-- Start of TASK INPUTS --

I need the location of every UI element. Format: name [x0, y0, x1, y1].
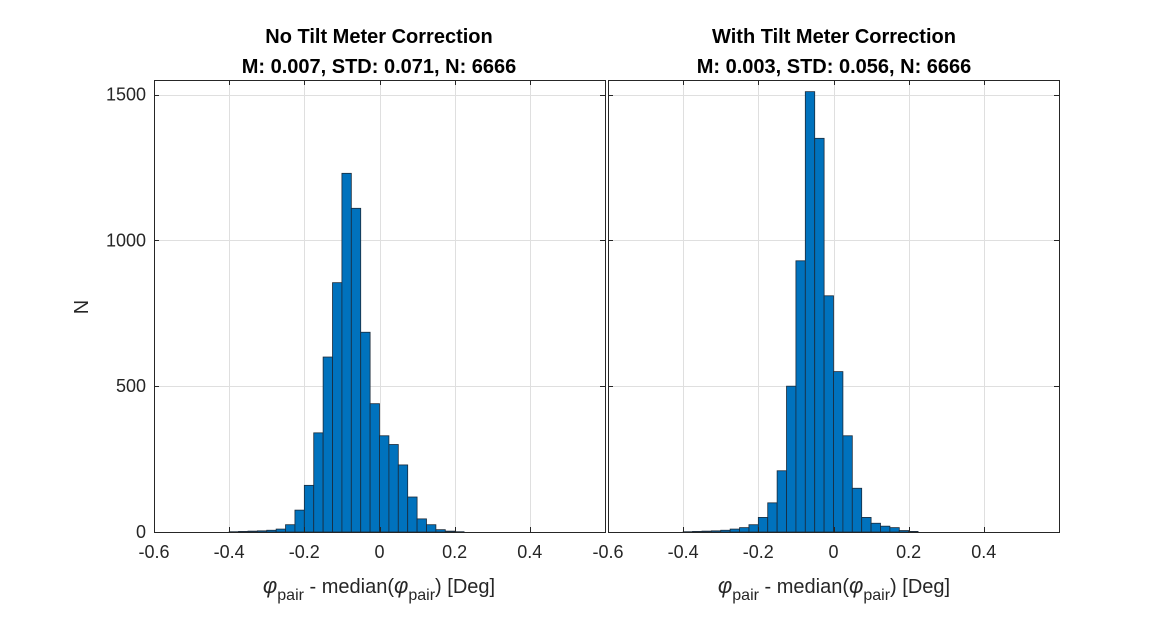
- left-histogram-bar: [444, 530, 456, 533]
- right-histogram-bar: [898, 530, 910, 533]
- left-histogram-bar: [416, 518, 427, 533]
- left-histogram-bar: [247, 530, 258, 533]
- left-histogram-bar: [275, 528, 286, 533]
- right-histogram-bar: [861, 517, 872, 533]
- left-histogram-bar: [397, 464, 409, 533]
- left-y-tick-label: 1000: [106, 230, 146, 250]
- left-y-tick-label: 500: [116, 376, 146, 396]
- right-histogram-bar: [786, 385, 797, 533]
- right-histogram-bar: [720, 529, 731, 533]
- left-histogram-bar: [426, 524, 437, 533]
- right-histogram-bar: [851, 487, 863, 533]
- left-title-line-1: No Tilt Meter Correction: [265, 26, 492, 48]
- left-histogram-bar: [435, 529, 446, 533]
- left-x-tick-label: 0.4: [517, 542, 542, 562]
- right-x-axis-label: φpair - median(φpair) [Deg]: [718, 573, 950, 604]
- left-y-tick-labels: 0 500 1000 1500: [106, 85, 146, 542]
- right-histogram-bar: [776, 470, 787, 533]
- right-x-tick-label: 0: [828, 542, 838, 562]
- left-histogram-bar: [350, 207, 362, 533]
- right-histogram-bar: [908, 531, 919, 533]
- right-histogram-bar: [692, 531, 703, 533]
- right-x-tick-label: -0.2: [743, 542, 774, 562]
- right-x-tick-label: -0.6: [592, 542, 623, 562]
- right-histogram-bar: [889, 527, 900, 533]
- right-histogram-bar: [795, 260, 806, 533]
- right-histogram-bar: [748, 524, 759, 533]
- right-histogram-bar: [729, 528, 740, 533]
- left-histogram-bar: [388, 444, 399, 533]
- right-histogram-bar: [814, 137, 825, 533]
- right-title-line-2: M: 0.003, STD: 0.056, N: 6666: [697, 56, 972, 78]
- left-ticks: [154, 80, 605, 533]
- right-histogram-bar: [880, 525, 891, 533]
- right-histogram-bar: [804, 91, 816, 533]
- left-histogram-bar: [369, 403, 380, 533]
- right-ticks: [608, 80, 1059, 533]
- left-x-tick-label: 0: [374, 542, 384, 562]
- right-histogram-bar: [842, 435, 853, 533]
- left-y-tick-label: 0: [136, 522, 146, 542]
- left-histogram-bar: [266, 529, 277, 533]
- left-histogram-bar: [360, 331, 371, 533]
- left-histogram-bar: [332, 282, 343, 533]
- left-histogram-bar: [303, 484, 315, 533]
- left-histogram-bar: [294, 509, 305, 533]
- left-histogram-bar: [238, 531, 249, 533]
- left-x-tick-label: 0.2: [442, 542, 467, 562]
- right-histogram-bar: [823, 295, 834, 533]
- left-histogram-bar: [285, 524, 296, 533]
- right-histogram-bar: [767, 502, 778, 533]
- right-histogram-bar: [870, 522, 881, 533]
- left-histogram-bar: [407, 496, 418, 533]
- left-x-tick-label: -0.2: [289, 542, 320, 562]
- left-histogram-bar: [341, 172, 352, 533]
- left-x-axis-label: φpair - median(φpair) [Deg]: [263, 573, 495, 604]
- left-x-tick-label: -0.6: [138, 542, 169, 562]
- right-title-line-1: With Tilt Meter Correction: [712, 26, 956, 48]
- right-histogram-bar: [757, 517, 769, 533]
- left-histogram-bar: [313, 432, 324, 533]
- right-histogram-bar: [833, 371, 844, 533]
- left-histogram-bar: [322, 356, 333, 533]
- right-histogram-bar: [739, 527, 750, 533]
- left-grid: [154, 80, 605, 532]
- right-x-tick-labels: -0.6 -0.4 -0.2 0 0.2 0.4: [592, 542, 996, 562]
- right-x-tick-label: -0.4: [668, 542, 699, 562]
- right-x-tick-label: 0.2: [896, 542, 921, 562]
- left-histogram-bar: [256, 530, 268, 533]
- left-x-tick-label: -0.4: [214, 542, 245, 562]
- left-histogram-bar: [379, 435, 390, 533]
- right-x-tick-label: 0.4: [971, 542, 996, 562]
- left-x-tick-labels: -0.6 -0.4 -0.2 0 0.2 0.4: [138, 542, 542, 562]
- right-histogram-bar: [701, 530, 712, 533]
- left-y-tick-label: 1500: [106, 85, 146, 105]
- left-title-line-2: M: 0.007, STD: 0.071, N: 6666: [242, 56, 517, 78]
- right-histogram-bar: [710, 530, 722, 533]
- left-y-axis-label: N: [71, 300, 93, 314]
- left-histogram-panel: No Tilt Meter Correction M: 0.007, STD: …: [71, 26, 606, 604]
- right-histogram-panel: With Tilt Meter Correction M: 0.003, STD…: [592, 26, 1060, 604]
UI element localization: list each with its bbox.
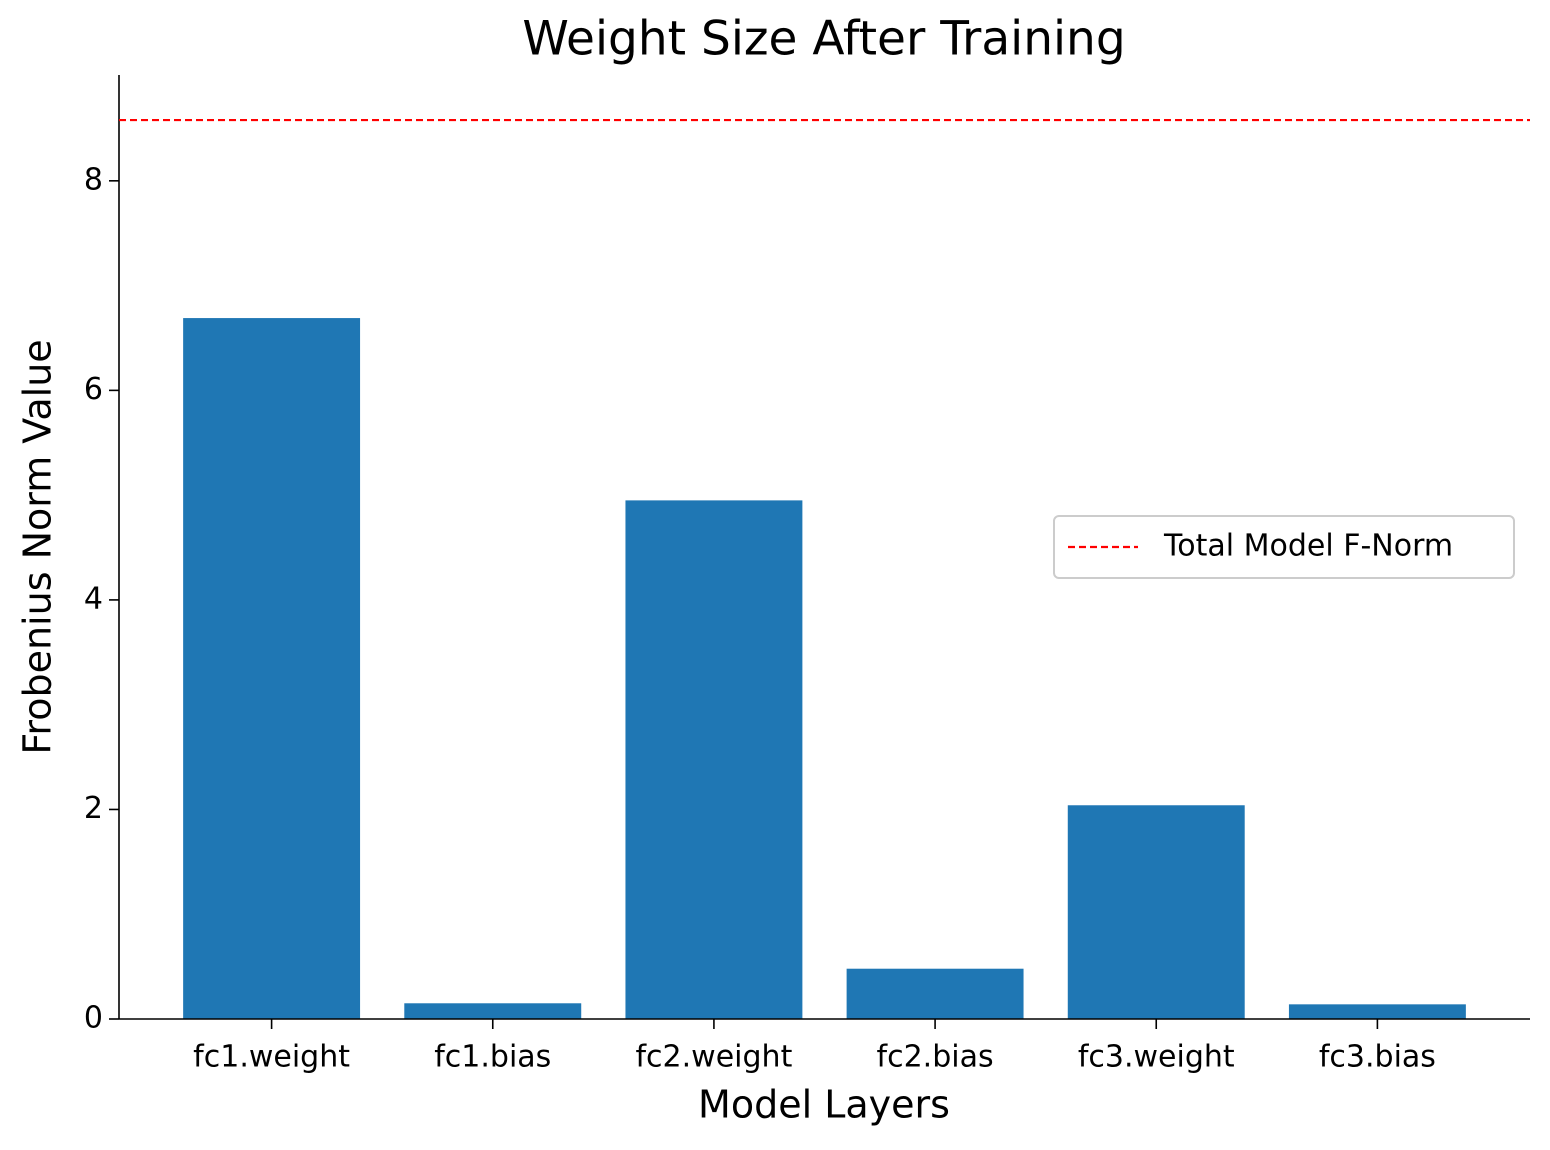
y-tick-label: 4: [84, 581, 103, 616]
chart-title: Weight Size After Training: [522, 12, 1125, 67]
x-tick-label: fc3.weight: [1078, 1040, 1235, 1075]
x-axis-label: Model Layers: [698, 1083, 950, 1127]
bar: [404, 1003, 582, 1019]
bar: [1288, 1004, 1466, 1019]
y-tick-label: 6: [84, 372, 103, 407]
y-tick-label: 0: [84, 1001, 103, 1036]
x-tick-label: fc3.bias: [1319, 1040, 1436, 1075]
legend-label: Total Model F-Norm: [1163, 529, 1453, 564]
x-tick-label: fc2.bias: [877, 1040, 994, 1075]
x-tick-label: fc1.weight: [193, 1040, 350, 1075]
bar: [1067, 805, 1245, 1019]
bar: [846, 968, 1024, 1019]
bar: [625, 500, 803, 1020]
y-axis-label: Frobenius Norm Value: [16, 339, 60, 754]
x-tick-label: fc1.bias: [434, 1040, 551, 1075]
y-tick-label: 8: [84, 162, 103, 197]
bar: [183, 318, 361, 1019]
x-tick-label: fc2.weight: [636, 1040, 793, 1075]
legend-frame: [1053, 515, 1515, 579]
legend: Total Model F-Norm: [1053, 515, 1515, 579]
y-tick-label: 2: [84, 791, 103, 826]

-- End of TASK INPUTS --

_SET EXERCISE_:
Can you give back the part of the records that opens with the line containing "- left-histogram-bar: [444, 530, 456, 533]" and closes with the line containing "- right-histogram-bar: [776, 470, 787, 533]", replacing every "right-histogram-bar" with "right-bar" and changing nothing else? Return only those lines.

_SOLVED PROBLEM_:
- left-histogram-bar: [444, 530, 456, 533]
- right-bar: [898, 530, 910, 533]
- left-histogram-bar: [416, 518, 427, 533]
- left-histogram-bar: [247, 530, 258, 533]
- left-histogram-bar: [275, 528, 286, 533]
- right-bar: [861, 517, 872, 533]
- left-histogram-bar: [397, 464, 409, 533]
- left-y-tick-label: 1000: [106, 230, 146, 250]
- left-y-tick-label: 500: [116, 376, 146, 396]
- right-bar: [786, 385, 797, 533]
- right-bar: [720, 529, 731, 533]
- left-histogram-bar: [426, 524, 437, 533]
- right-bar: [851, 487, 863, 533]
- left-title-line-1: No Tilt Meter Correction: [265, 26, 492, 48]
- left-histogram-bar: [435, 529, 446, 533]
- left-x-tick-label: 0.4: [517, 542, 542, 562]
- right-x-axis-label: φpair - median(φpair) [Deg]: [718, 573, 950, 604]
- left-y-tick-labels: 0 500 1000 1500: [106, 85, 146, 542]
- right-bar: [776, 470, 787, 533]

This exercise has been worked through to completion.